● WRITTEN PROBLEM
Review the material line by line. Identify and copy every line that contains the string "회개하고".
** start **
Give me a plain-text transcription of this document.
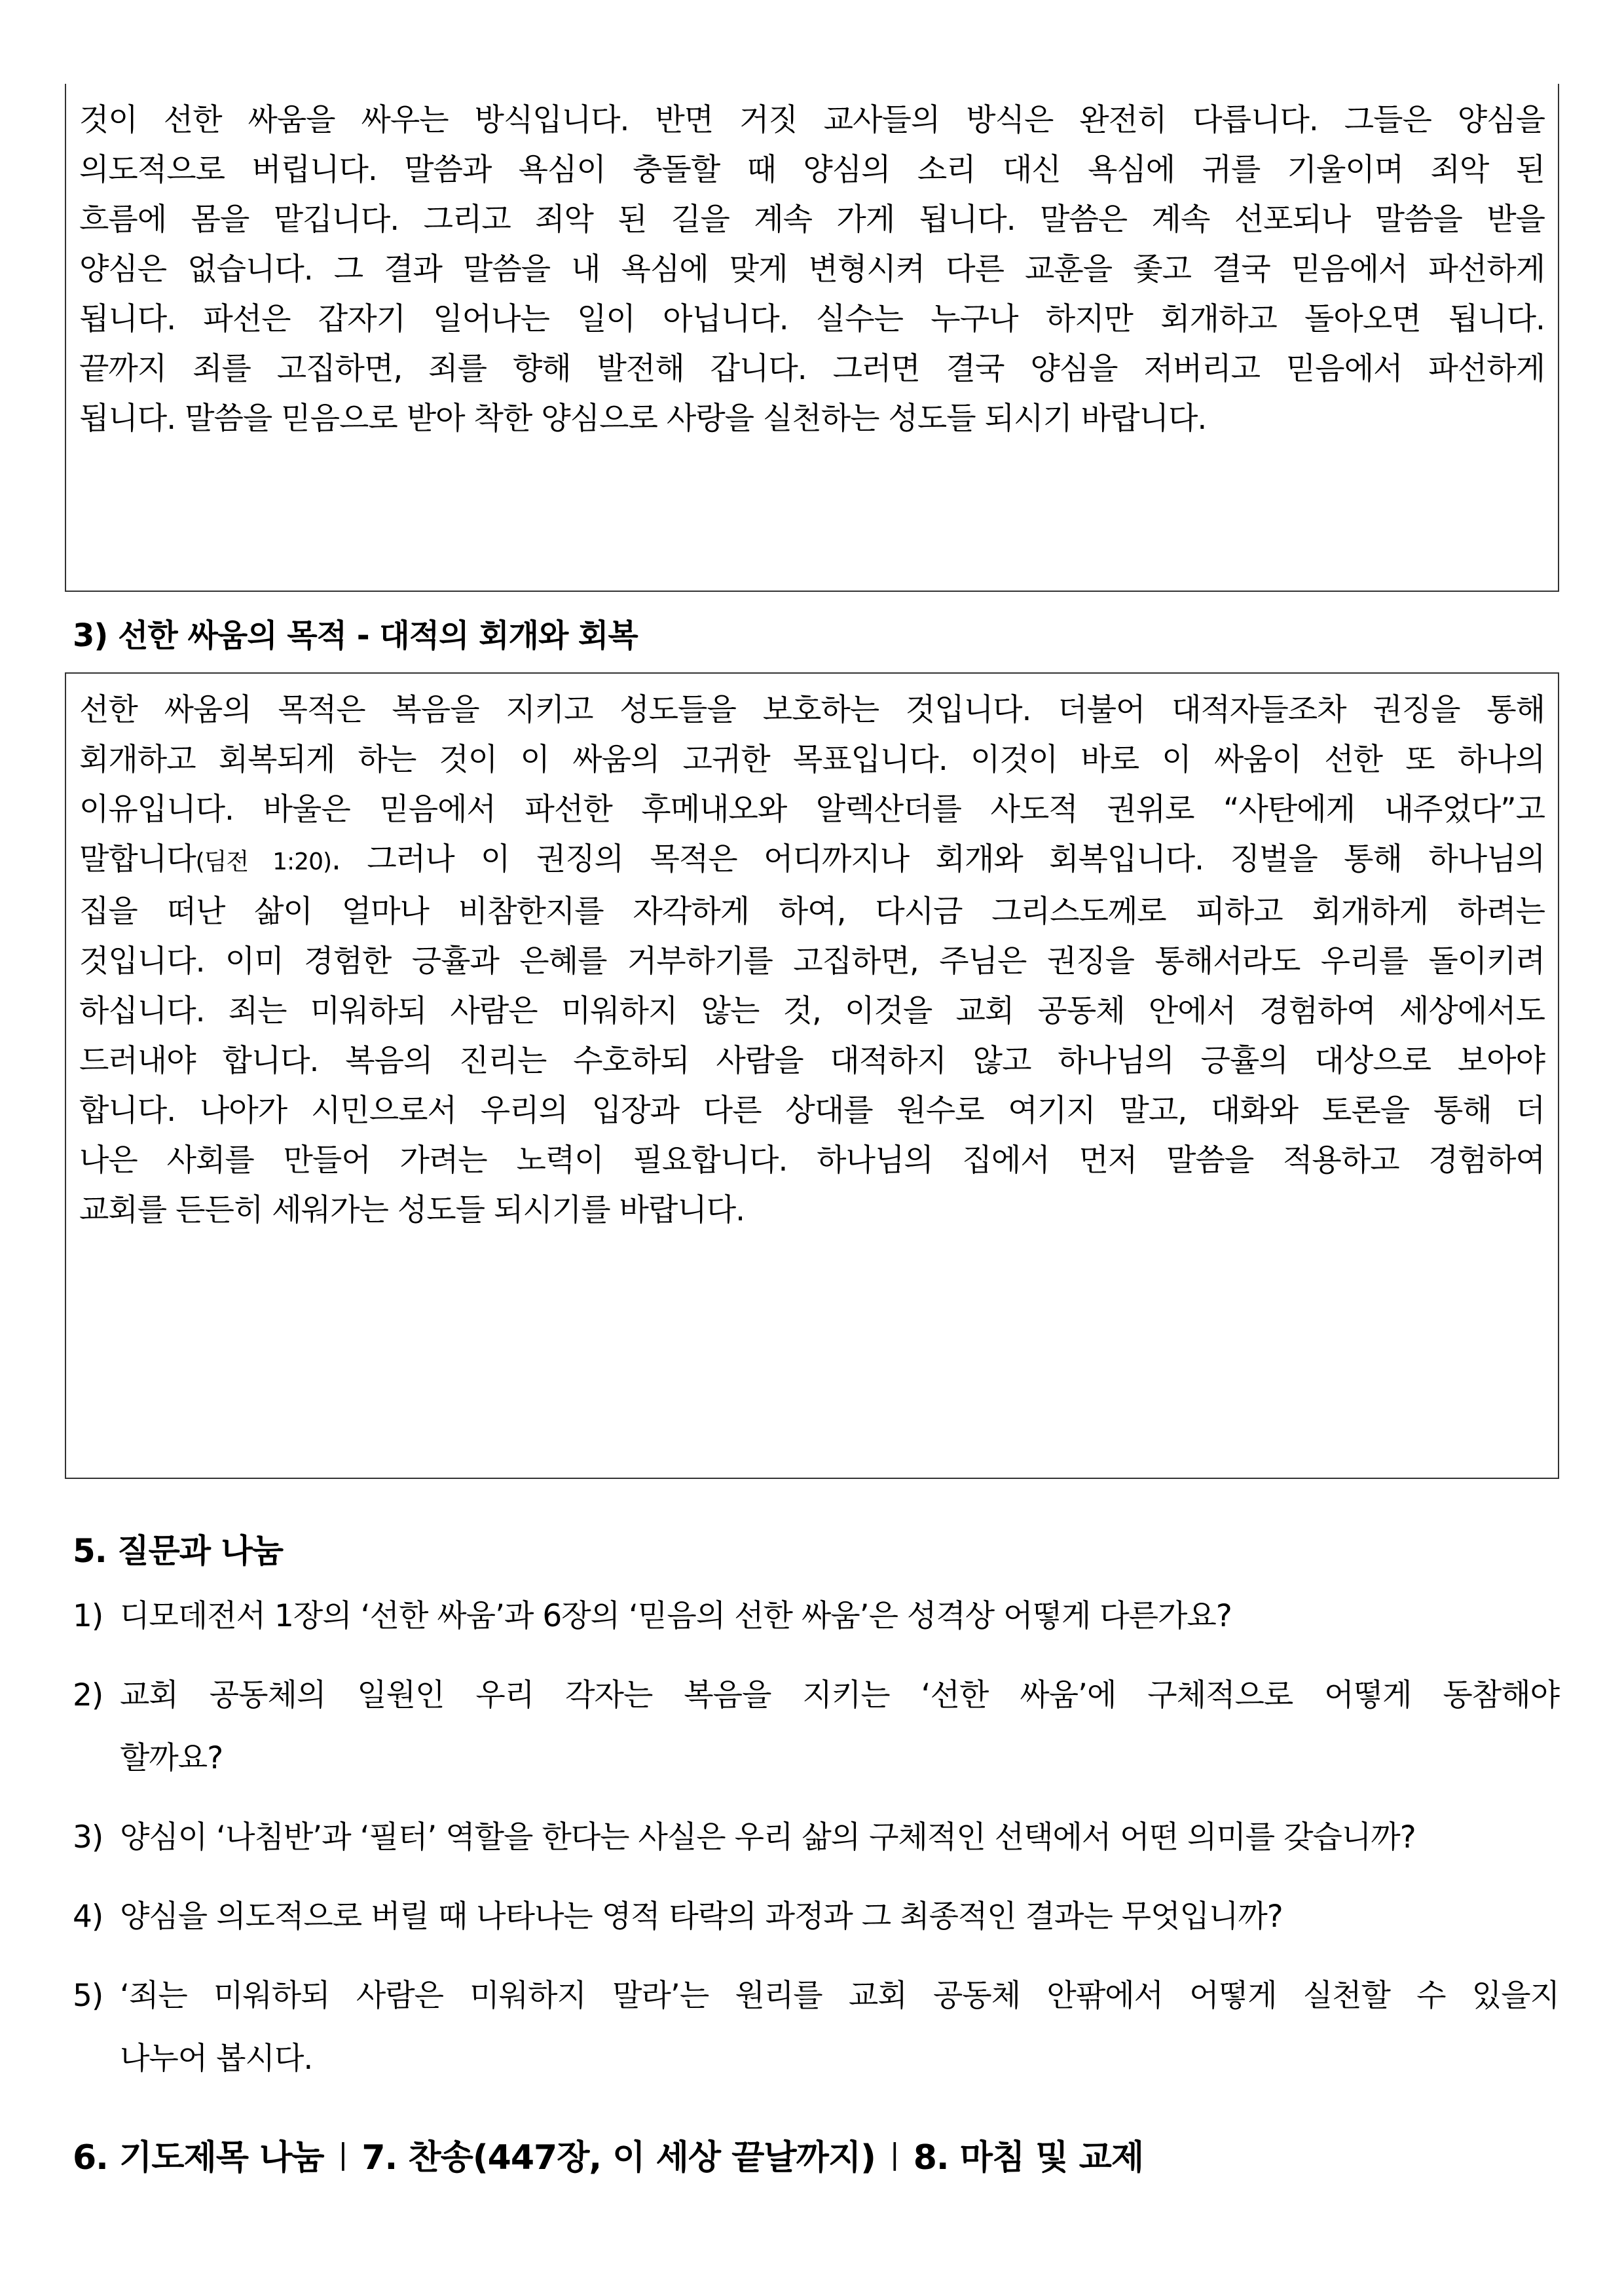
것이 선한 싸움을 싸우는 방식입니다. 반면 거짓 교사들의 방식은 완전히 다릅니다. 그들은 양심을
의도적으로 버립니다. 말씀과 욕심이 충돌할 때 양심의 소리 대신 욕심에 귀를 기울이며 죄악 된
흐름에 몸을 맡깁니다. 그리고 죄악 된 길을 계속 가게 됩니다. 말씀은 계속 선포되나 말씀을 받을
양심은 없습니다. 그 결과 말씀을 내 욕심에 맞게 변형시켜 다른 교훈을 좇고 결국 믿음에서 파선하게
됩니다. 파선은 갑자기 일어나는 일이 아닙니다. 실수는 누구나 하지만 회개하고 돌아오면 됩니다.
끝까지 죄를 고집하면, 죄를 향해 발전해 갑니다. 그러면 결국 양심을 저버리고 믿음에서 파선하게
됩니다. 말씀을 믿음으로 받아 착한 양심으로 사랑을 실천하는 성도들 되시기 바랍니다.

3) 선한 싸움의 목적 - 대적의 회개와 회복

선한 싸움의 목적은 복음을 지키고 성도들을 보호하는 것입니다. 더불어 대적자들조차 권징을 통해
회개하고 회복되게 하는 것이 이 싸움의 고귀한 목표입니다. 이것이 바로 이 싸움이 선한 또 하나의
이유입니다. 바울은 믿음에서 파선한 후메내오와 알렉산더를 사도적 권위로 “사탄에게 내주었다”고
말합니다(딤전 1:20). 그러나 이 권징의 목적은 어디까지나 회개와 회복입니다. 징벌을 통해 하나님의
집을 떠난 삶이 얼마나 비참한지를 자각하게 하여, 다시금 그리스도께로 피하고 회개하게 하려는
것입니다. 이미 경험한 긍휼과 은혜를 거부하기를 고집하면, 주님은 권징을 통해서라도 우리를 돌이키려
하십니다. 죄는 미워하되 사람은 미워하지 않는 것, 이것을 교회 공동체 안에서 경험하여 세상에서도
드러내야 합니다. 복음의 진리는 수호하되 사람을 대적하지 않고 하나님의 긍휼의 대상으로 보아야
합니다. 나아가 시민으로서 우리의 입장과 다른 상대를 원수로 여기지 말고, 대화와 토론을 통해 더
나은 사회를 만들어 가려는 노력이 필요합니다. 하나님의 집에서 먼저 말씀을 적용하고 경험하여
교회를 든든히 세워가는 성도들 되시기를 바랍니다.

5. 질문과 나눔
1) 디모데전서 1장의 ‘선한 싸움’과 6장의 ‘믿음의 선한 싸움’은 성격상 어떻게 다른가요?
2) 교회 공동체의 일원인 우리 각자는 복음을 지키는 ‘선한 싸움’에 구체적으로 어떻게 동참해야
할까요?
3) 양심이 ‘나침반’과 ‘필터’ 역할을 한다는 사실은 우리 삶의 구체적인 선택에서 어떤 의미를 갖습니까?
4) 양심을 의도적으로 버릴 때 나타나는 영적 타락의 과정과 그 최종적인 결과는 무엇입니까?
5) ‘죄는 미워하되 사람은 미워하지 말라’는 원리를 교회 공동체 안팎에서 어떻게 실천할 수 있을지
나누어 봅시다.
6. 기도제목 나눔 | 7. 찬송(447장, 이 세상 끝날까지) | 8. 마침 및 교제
** end **
● TASK RESPONSE
됩니다. 파선은 갑자기 일어나는 일이 아닙니다. 실수는 누구나 하지만 회개하고 돌아오면 됩니다.
회개하고 회복되게 하는 것이 이 싸움의 고귀한 목표입니다. 이것이 바로 이 싸움이 선한 또 하나의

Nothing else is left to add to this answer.